◆ DATA SUPPLIED:

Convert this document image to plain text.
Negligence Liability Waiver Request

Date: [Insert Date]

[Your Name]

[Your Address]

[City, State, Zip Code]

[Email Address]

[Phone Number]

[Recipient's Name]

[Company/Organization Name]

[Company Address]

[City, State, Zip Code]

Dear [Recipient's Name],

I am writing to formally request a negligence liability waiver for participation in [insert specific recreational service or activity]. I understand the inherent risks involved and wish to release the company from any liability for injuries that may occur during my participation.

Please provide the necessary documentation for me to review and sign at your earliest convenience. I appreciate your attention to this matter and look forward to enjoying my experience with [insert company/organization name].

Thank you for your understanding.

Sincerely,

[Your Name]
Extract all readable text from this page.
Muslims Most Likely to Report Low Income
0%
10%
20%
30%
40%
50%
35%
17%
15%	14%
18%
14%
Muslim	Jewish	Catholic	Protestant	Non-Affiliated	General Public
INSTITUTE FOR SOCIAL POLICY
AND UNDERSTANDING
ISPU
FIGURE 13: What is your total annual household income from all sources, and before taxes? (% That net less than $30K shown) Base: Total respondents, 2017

◆ WHAT NEEDS TO BE DONE: In the records above, locate every line with the string "Address" and copy it.

◆ PROBLEM SOLUTION:
[Your Address]
[Email Address]
[Company Address]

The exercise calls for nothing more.